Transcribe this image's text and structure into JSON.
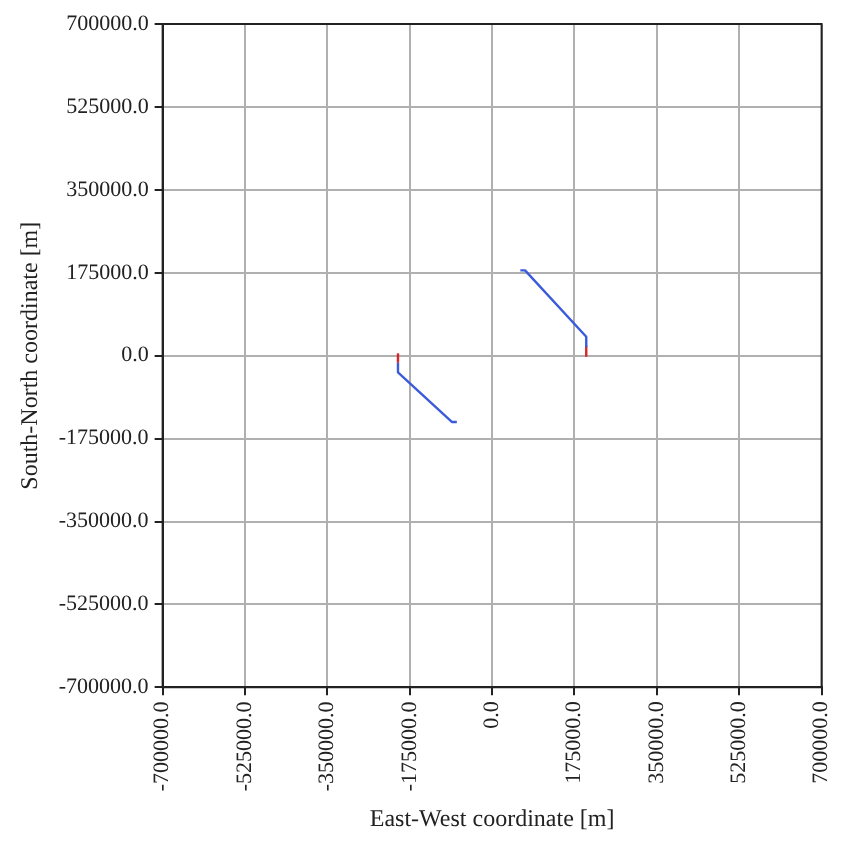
{
  "chart_data": {
    "type": "line",
    "xlabel": "East-West coordinate [m]",
    "ylabel": "South-North coordinate [m]",
    "series": [
      {
        "color": "#3b5bdb",
        "x": [
          -75000,
          -85000,
          -200000,
          -200000
        ],
        "values": [
          -140000,
          -140000,
          -35000,
          -15000
        ]
      },
      {
        "color": "#d62728",
        "x": [
          -200000,
          -200000
        ],
        "values": [
          -15000,
          5000
        ]
      },
      {
        "color": "#3b5bdb",
        "x": [
          60000,
          70000,
          200000,
          200000
        ],
        "values": [
          180000,
          180000,
          40000,
          20000
        ]
      },
      {
        "color": "#d62728",
        "x": [
          200000,
          200000
        ],
        "values": [
          20000,
          0
        ]
      }
    ],
    "xlim": [
      -700000,
      700000
    ],
    "ylim": [
      -700000,
      700000
    ],
    "xticks": [
      {
        "value": -700000,
        "label": "-700000.0"
      },
      {
        "value": -525000,
        "label": "-525000.0"
      },
      {
        "value": -350000,
        "label": "-350000.0"
      },
      {
        "value": -175000,
        "label": "-175000.0"
      },
      {
        "value": 0,
        "label": "0.0"
      },
      {
        "value": 175000,
        "label": "175000.0"
      },
      {
        "value": 350000,
        "label": "350000.0"
      },
      {
        "value": 525000,
        "label": "525000.0"
      },
      {
        "value": 700000,
        "label": "700000.0"
      }
    ],
    "yticks": [
      {
        "value": -700000,
        "label": "-700000.0"
      },
      {
        "value": -525000,
        "label": "-525000.0"
      },
      {
        "value": -350000,
        "label": "-350000.0"
      },
      {
        "value": -175000,
        "label": "-175000.0"
      },
      {
        "value": 0,
        "label": "0.0"
      },
      {
        "value": 175000,
        "label": "175000.0"
      },
      {
        "value": 350000,
        "label": "350000.0"
      },
      {
        "value": 525000,
        "label": "525000.0"
      },
      {
        "value": 700000,
        "label": "700000.0"
      }
    ],
    "grid": true,
    "marker": "none",
    "line_style": "solid"
  }
}
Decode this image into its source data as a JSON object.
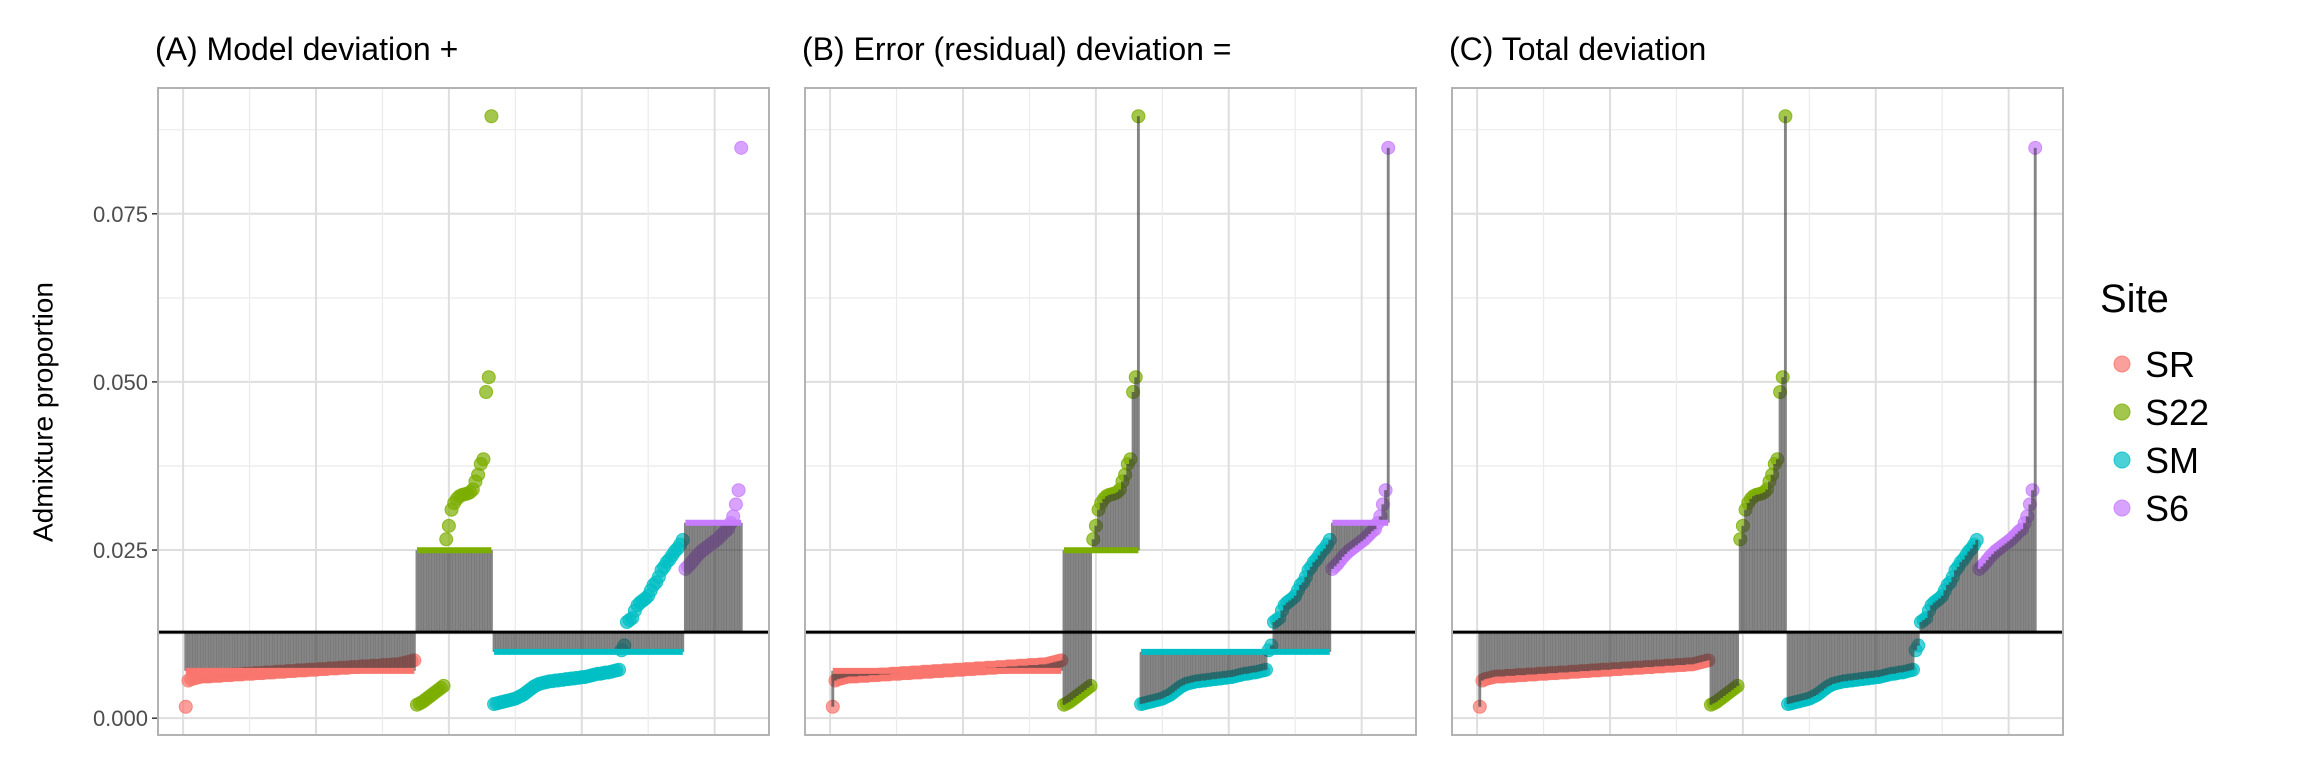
{
  "chart_data": [
    {
      "type": "scatter",
      "title": "(A) Model deviation +",
      "xlabel": "",
      "ylabel": "Admixture proportion",
      "mode": "model",
      "x_ticks_shown": false
    },
    {
      "type": "scatter",
      "title": "(B) Error (residual) deviation =",
      "xlabel": "",
      "ylabel": "",
      "mode": "error",
      "x_ticks_shown": false
    },
    {
      "type": "scatter",
      "title": "(C) Total deviation",
      "xlabel": "",
      "ylabel": "",
      "mode": "total",
      "x_ticks_shown": false
    }
  ],
  "shared": {
    "ylabel": "Admixture proportion",
    "ylim": [
      -0.0025,
      0.0937
    ],
    "y_ticks": [
      0,
      0.025,
      0.05,
      0.075
    ],
    "y_tick_labels": [
      "0.000",
      "0.025",
      "0.050",
      "0.075"
    ],
    "xlim": [
      1,
      210
    ],
    "grid": true,
    "legend": {
      "title": "Site",
      "placement": "right"
    },
    "series": [
      {
        "name": "SR",
        "color": "#F8766D",
        "values": [
          0.0017,
          0.0056,
          0.0058,
          0.0059,
          0.006,
          0.0061,
          0.0062,
          0.0062,
          0.0062,
          0.0062,
          0.0063,
          0.0063,
          0.0063,
          0.0063,
          0.0064,
          0.0064,
          0.0064,
          0.0064,
          0.0065,
          0.0065,
          0.0065,
          0.0065,
          0.0066,
          0.0066,
          0.0066,
          0.0066,
          0.0067,
          0.0067,
          0.0067,
          0.0067,
          0.0068,
          0.0068,
          0.0068,
          0.0068,
          0.0069,
          0.0069,
          0.0069,
          0.0069,
          0.007,
          0.007,
          0.007,
          0.007,
          0.0071,
          0.0071,
          0.0071,
          0.0071,
          0.0072,
          0.0072,
          0.0072,
          0.0072,
          0.0073,
          0.0073,
          0.0073,
          0.0073,
          0.0074,
          0.0074,
          0.0074,
          0.0074,
          0.0075,
          0.0075,
          0.0075,
          0.0075,
          0.0076,
          0.0076,
          0.0076,
          0.0076,
          0.0077,
          0.0077,
          0.0077,
          0.0077,
          0.0078,
          0.0078,
          0.0078,
          0.0078,
          0.0079,
          0.0079,
          0.0079,
          0.0079,
          0.008,
          0.008,
          0.008,
          0.0081,
          0.0082,
          0.0083,
          0.0084,
          0.0085,
          0.0086
        ]
      },
      {
        "name": "S22",
        "color": "#7CAE00",
        "values": [
          0.002,
          0.0022,
          0.0024,
          0.0027,
          0.003,
          0.0033,
          0.0036,
          0.0039,
          0.0042,
          0.0045,
          0.0048,
          0.0266,
          0.0286,
          0.031,
          0.032,
          0.0326,
          0.033,
          0.0332,
          0.0333,
          0.0334,
          0.0336,
          0.034,
          0.0352,
          0.0362,
          0.0378,
          0.0385,
          0.0485,
          0.0507,
          0.0895
        ]
      },
      {
        "name": "SM",
        "color": "#00BFC4",
        "values": [
          0.0021,
          0.0022,
          0.0023,
          0.0024,
          0.0025,
          0.0026,
          0.0027,
          0.0028,
          0.0029,
          0.0031,
          0.0033,
          0.0035,
          0.0038,
          0.0041,
          0.0044,
          0.0047,
          0.0049,
          0.0051,
          0.0052,
          0.0053,
          0.0054,
          0.0055,
          0.0055,
          0.0056,
          0.0056,
          0.0057,
          0.0057,
          0.0058,
          0.0058,
          0.0059,
          0.0059,
          0.006,
          0.006,
          0.0061,
          0.0061,
          0.0062,
          0.0063,
          0.0064,
          0.0065,
          0.0066,
          0.0066,
          0.0067,
          0.0068,
          0.0068,
          0.0069,
          0.007,
          0.0071,
          0.0072,
          0.0101,
          0.0108,
          0.0143,
          0.0146,
          0.0149,
          0.016,
          0.0168,
          0.0172,
          0.0175,
          0.0178,
          0.0182,
          0.019,
          0.0198,
          0.0202,
          0.021,
          0.022,
          0.0225,
          0.0232,
          0.0236,
          0.0242,
          0.0248,
          0.0252,
          0.0258,
          0.0265
        ]
      },
      {
        "name": "S6",
        "color": "#C77CFF",
        "values": [
          0.0222,
          0.0226,
          0.023,
          0.0235,
          0.024,
          0.0244,
          0.0248,
          0.0251,
          0.0254,
          0.0257,
          0.026,
          0.0263,
          0.0266,
          0.027,
          0.0274,
          0.0278,
          0.0281,
          0.029,
          0.03,
          0.0318,
          0.0339,
          0.0848
        ]
      }
    ]
  }
}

***

- **Goal**:
Without including the pictures, reproduce all entries exactly.

- **Task response**:
Transcribe this image's text and structure into JSON.
{
  "chart_data": {
    "type": "line",
    "xlabel": "East-West coordinate [m]",
    "ylabel": "South-North coordinate [m]",
    "series": [
      {
        "color": "#3b5bdb",
        "x": [
          -75000,
          -85000,
          -200000,
          -200000
        ],
        "values": [
          -140000,
          -140000,
          -35000,
          -15000
        ]
      },
      {
        "color": "#d62728",
        "x": [
          -200000,
          -200000
        ],
        "values": [
          -15000,
          5000
        ]
      },
      {
        "color": "#3b5bdb",
        "x": [
          60000,
          70000,
          200000,
          200000
        ],
        "values": [
          180000,
          180000,
          40000,
          20000
        ]
      },
      {
        "color": "#d62728",
        "x": [
          200000,
          200000
        ],
        "values": [
          20000,
          0
        ]
      }
    ],
    "xlim": [
      -700000,
      700000
    ],
    "ylim": [
      -700000,
      700000
    ],
    "xticks": [
      {
        "value": -700000,
        "label": "-700000.0"
      },
      {
        "value": -525000,
        "label": "-525000.0"
      },
      {
        "value": -350000,
        "label": "-350000.0"
      },
      {
        "value": -175000,
        "label": "-175000.0"
      },
      {
        "value": 0,
        "label": "0.0"
      },
      {
        "value": 175000,
        "label": "175000.0"
      },
      {
        "value": 350000,
        "label": "350000.0"
      },
      {
        "value": 525000,
        "label": "525000.0"
      },
      {
        "value": 700000,
        "label": "700000.0"
      }
    ],
    "yticks": [
      {
        "value": -700000,
        "label": "-700000.0"
      },
      {
        "value": -525000,
        "label": "-525000.0"
      },
      {
        "value": -350000,
        "label": "-350000.0"
      },
      {
        "value": -175000,
        "label": "-175000.0"
      },
      {
        "value": 0,
        "label": "0.0"
      },
      {
        "value": 175000,
        "label": "175000.0"
      },
      {
        "value": 350000,
        "label": "350000.0"
      },
      {
        "value": 525000,
        "label": "525000.0"
      },
      {
        "value": 700000,
        "label": "700000.0"
      }
    ],
    "grid": true,
    "marker": "none",
    "line_style": "solid"
  }
}
Decode this image into its source data as a JSON object.
{
  "chart_data": [
    {
      "type": "scatter",
      "title": "(A) Model deviation +",
      "xlabel": "",
      "ylabel": "Admixture proportion",
      "mode": "model",
      "x_ticks_shown": false
    },
    {
      "type": "scatter",
      "title": "(B) Error (residual) deviation =",
      "xlabel": "",
      "ylabel": "",
      "mode": "error",
      "x_ticks_shown": false
    },
    {
      "type": "scatter",
      "title": "(C) Total deviation",
      "xlabel": "",
      "ylabel": "",
      "mode": "total",
      "x_ticks_shown": false
    }
  ],
  "shared": {
    "ylabel": "Admixture proportion",
    "ylim": [
      -0.0025,
      0.0937
    ],
    "y_ticks": [
      0,
      0.025,
      0.05,
      0.075
    ],
    "y_tick_labels": [
      "0.000",
      "0.025",
      "0.050",
      "0.075"
    ],
    "xlim": [
      1,
      210
    ],
    "grid": true,
    "legend": {
      "title": "Site",
      "placement": "right"
    },
    "series": [
      {
        "name": "SR",
        "color": "#F8766D",
        "values": [
          0.0017,
          0.0056,
          0.0058,
          0.0059,
          0.006,
          0.0061,
          0.0062,
          0.0062,
          0.0062,
          0.0062,
          0.0063,
          0.0063,
          0.0063,
          0.0063,
          0.0064,
          0.0064,
          0.0064,
          0.0064,
          0.0065,
          0.0065,
          0.0065,
          0.0065,
          0.0066,
          0.0066,
          0.0066,
          0.0066,
          0.0067,
          0.0067,
          0.0067,
          0.0067,
          0.0068,
          0.0068,
          0.0068,
          0.0068,
          0.0069,
          0.0069,
          0.0069,
          0.0069,
          0.007,
          0.007,
          0.007,
          0.007,
          0.0071,
          0.0071,
          0.0071,
          0.0071,
          0.0072,
          0.0072,
          0.0072,
          0.0072,
          0.0073,
          0.0073,
          0.0073,
          0.0073,
          0.0074,
          0.0074,
          0.0074,
          0.0074,
          0.0075,
          0.0075,
          0.0075,
          0.0075,
          0.0076,
          0.0076,
          0.0076,
          0.0076,
          0.0077,
          0.0077,
          0.0077,
          0.0077,
          0.0078,
          0.0078,
          0.0078,
          0.0078,
          0.0079,
          0.0079,
          0.0079,
          0.0079,
          0.008,
          0.008,
          0.008,
          0.0081,
          0.0082,
          0.0083,
          0.0084,
          0.0085,
          0.0086
        ]
      },
      {
        "name": "S22",
        "color": "#7CAE00",
        "values": [
          0.002,
          0.0022,
          0.0024,
          0.0027,
          0.003,
          0.0033,
          0.0036,
          0.0039,
          0.0042,
          0.0045,
          0.0048,
          0.0266,
          0.0286,
          0.031,
          0.032,
          0.0326,
          0.033,
          0.0332,
          0.0333,
          0.0334,
          0.0336,
          0.034,
          0.0352,
          0.0362,
          0.0378,
          0.0385,
          0.0485,
          0.0507,
          0.0895
        ]
      },
      {
        "name": "SM",
        "color": "#00BFC4",
        "values": [
          0.0021,
          0.0022,
          0.0023,
          0.0024,
          0.0025,
          0.0026,
          0.0027,
          0.0028,
          0.0029,
          0.0031,
          0.0033,
          0.0035,
          0.0038,
          0.0041,
          0.0044,
          0.0047,
          0.0049,
          0.0051,
          0.0052,
          0.0053,
          0.0054,
          0.0055,
          0.0055,
          0.0056,
          0.0056,
          0.0057,
          0.0057,
          0.0058,
          0.0058,
          0.0059,
          0.0059,
          0.006,
          0.006,
          0.0061,
          0.0061,
          0.0062,
          0.0063,
          0.0064,
          0.0065,
          0.0066,
          0.0066,
          0.0067,
          0.0068,
          0.0068,
          0.0069,
          0.007,
          0.0071,
          0.0072,
          0.0101,
          0.0108,
          0.0143,
          0.0146,
          0.0149,
          0.016,
          0.0168,
          0.0172,
          0.0175,
          0.0178,
          0.0182,
          0.019,
          0.0198,
          0.0202,
          0.021,
          0.022,
          0.0225,
          0.0232,
          0.0236,
          0.0242,
          0.0248,
          0.0252,
          0.0258,
          0.0265
        ]
      },
      {
        "name": "S6",
        "color": "#C77CFF",
        "values": [
          0.0222,
          0.0226,
          0.023,
          0.0235,
          0.024,
          0.0244,
          0.0248,
          0.0251,
          0.0254,
          0.0257,
          0.026,
          0.0263,
          0.0266,
          0.027,
          0.0274,
          0.0278,
          0.0281,
          0.029,
          0.03,
          0.0318,
          0.0339,
          0.0848
        ]
      }
    ]
  }
}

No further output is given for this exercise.